§ **GOAL**:
Make an exact copy of the records, with the images left out.

-- -- --

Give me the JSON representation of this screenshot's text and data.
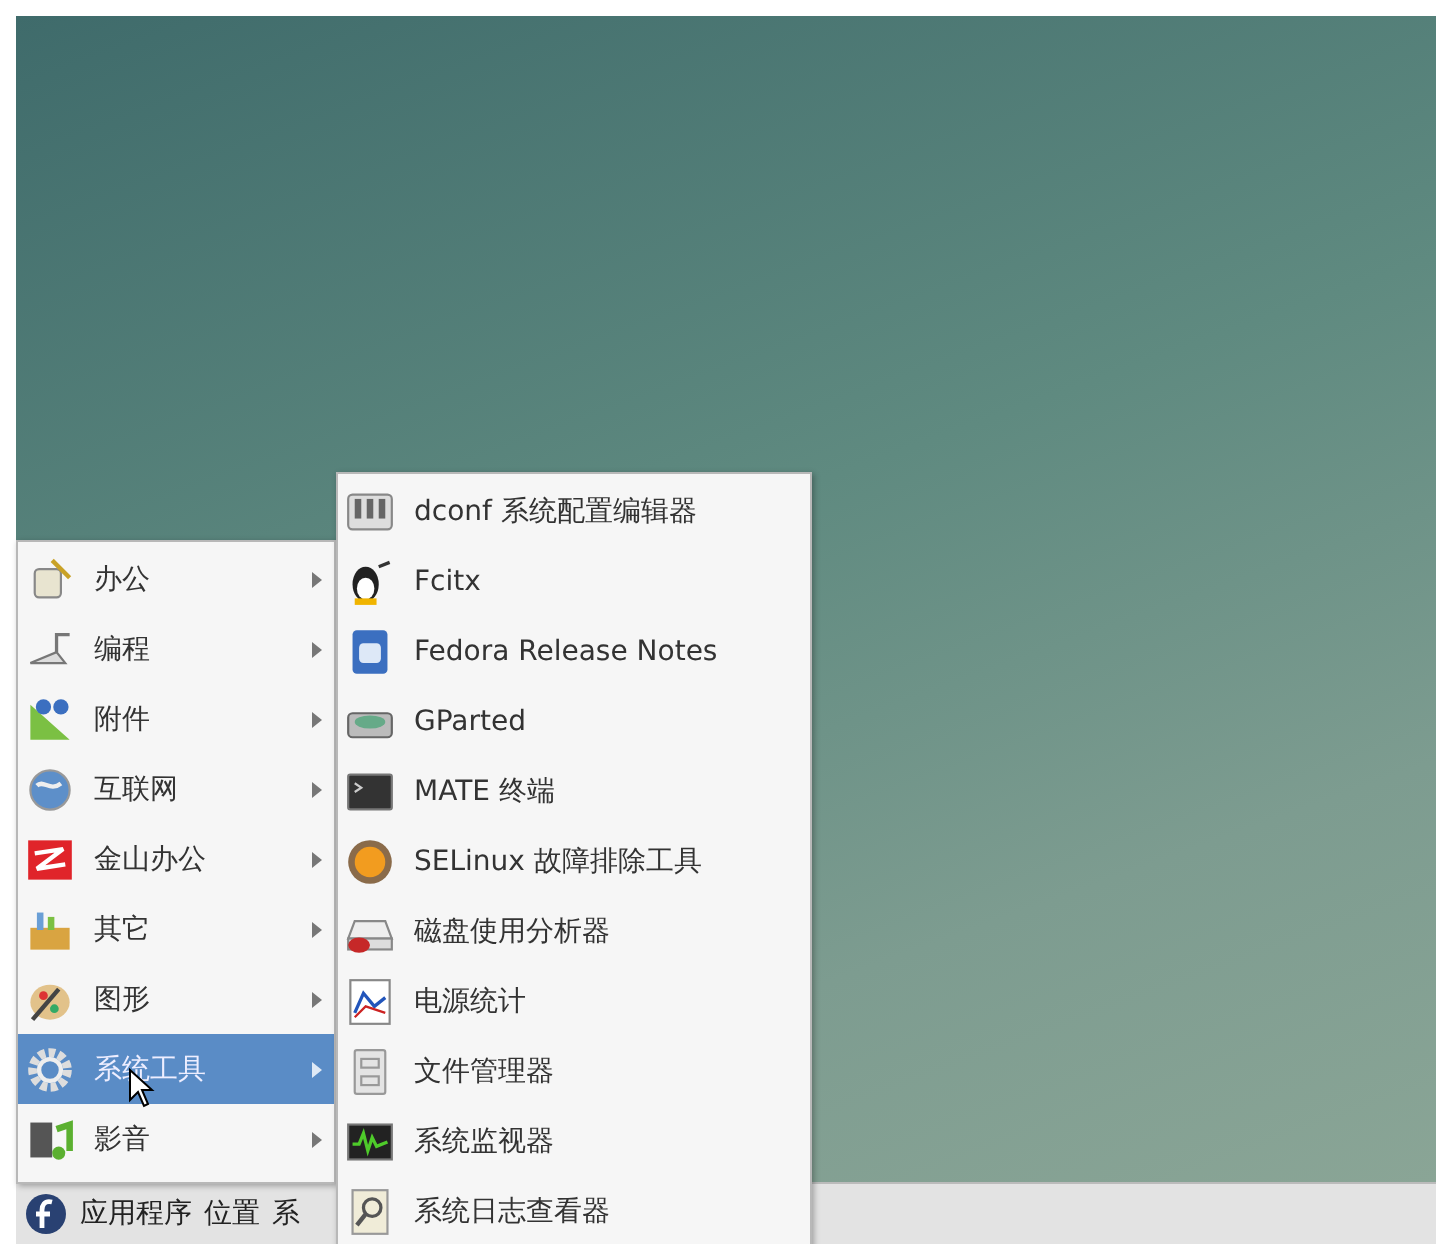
{
  "main_menu": {
    "items": [
      {
        "label": "办公",
        "selected": false
      },
      {
        "label": "编程",
        "selected": false
      },
      {
        "label": "附件",
        "selected": false
      },
      {
        "label": "互联网",
        "selected": false
      },
      {
        "label": "金山办公",
        "selected": false
      },
      {
        "label": "其它",
        "selected": false
      },
      {
        "label": "图形",
        "selected": false
      },
      {
        "label": "系统工具",
        "selected": true
      },
      {
        "label": "影音",
        "selected": false
      }
    ]
  },
  "submenu": {
    "items": [
      {
        "label": "dconf 系统配置编辑器"
      },
      {
        "label": "Fcitx"
      },
      {
        "label": "Fedora Release Notes"
      },
      {
        "label": "GParted"
      },
      {
        "label": "MATE 终端"
      },
      {
        "label": "SELinux 故障排除工具"
      },
      {
        "label": "磁盘使用分析器"
      },
      {
        "label": "电源统计"
      },
      {
        "label": "文件管理器"
      },
      {
        "label": "系统监视器"
      },
      {
        "label": "系统日志查看器"
      }
    ]
  },
  "panel": {
    "items": [
      "应用程序",
      "位置",
      "系"
    ]
  }
}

-- -- --

§ **RESPONSE**:
Give me the JSON representation of this screenshot's text and data.
{
  "main_menu": {
    "items": [
      {
        "label": "办公",
        "selected": false
      },
      {
        "label": "编程",
        "selected": false
      },
      {
        "label": "附件",
        "selected": false
      },
      {
        "label": "互联网",
        "selected": false
      },
      {
        "label": "金山办公",
        "selected": false
      },
      {
        "label": "其它",
        "selected": false
      },
      {
        "label": "图形",
        "selected": false
      },
      {
        "label": "系统工具",
        "selected": true
      },
      {
        "label": "影音",
        "selected": false
      }
    ]
  },
  "submenu": {
    "items": [
      {
        "label": "dconf 系统配置编辑器"
      },
      {
        "label": "Fcitx"
      },
      {
        "label": "Fedora Release Notes"
      },
      {
        "label": "GParted"
      },
      {
        "label": "MATE 终端"
      },
      {
        "label": "SELinux 故障排除工具"
      },
      {
        "label": "磁盘使用分析器"
      },
      {
        "label": "电源统计"
      },
      {
        "label": "文件管理器"
      },
      {
        "label": "系统监视器"
      },
      {
        "label": "系统日志查看器"
      }
    ]
  },
  "panel": {
    "items": [
      "应用程序",
      "位置",
      "系"
    ]
  }
}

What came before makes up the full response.